▶ **Source records**:

* * * * *

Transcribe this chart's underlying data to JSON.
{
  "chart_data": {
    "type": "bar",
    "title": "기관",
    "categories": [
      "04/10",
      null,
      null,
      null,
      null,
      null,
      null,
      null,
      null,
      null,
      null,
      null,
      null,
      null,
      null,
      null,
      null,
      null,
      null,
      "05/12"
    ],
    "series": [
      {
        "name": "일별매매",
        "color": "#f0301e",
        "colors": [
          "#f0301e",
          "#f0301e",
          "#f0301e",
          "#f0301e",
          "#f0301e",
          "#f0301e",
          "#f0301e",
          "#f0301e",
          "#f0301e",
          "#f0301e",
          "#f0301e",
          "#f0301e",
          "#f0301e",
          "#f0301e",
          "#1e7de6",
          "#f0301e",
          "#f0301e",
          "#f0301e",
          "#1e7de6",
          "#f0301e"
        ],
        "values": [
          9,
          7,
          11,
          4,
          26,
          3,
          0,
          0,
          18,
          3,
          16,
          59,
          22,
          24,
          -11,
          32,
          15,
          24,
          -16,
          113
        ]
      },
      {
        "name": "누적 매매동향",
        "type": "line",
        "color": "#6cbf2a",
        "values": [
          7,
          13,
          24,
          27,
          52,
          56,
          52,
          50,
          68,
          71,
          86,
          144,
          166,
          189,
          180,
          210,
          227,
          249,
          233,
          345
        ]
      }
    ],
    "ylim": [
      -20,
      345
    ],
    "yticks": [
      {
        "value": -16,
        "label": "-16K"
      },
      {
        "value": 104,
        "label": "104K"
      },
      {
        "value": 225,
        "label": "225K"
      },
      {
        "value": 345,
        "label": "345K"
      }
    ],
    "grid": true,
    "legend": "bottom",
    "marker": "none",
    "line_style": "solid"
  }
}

* * * * *

▶ **Task statement**:
Retype the material in full. Each word must match.

▶ **Result of the task**:
Transcribe this chart's underlying data to JSON.
{
  "chart_data": {
    "type": "bar",
    "title": "기관",
    "categories": [
      "04/10",
      null,
      null,
      null,
      null,
      null,
      null,
      null,
      null,
      null,
      null,
      null,
      null,
      null,
      null,
      null,
      null,
      null,
      null,
      "05/12"
    ],
    "series": [
      {
        "name": "일별매매",
        "color": "#f0301e",
        "colors": [
          "#f0301e",
          "#f0301e",
          "#f0301e",
          "#f0301e",
          "#f0301e",
          "#f0301e",
          "#f0301e",
          "#f0301e",
          "#f0301e",
          "#f0301e",
          "#f0301e",
          "#f0301e",
          "#f0301e",
          "#f0301e",
          "#1e7de6",
          "#f0301e",
          "#f0301e",
          "#f0301e",
          "#1e7de6",
          "#f0301e"
        ],
        "values": [
          9,
          7,
          11,
          4,
          26,
          3,
          0,
          0,
          18,
          3,
          16,
          59,
          22,
          24,
          -11,
          32,
          15,
          24,
          -16,
          113
        ]
      },
      {
        "name": "누적 매매동향",
        "type": "line",
        "color": "#6cbf2a",
        "values": [
          7,
          13,
          24,
          27,
          52,
          56,
          52,
          50,
          68,
          71,
          86,
          144,
          166,
          189,
          180,
          210,
          227,
          249,
          233,
          345
        ]
      }
    ],
    "ylim": [
      -20,
      345
    ],
    "yticks": [
      {
        "value": -16,
        "label": "-16K"
      },
      {
        "value": 104,
        "label": "104K"
      },
      {
        "value": 225,
        "label": "225K"
      },
      {
        "value": 345,
        "label": "345K"
      }
    ],
    "grid": true,
    "legend": "bottom",
    "marker": "none",
    "line_style": "solid"
  }
}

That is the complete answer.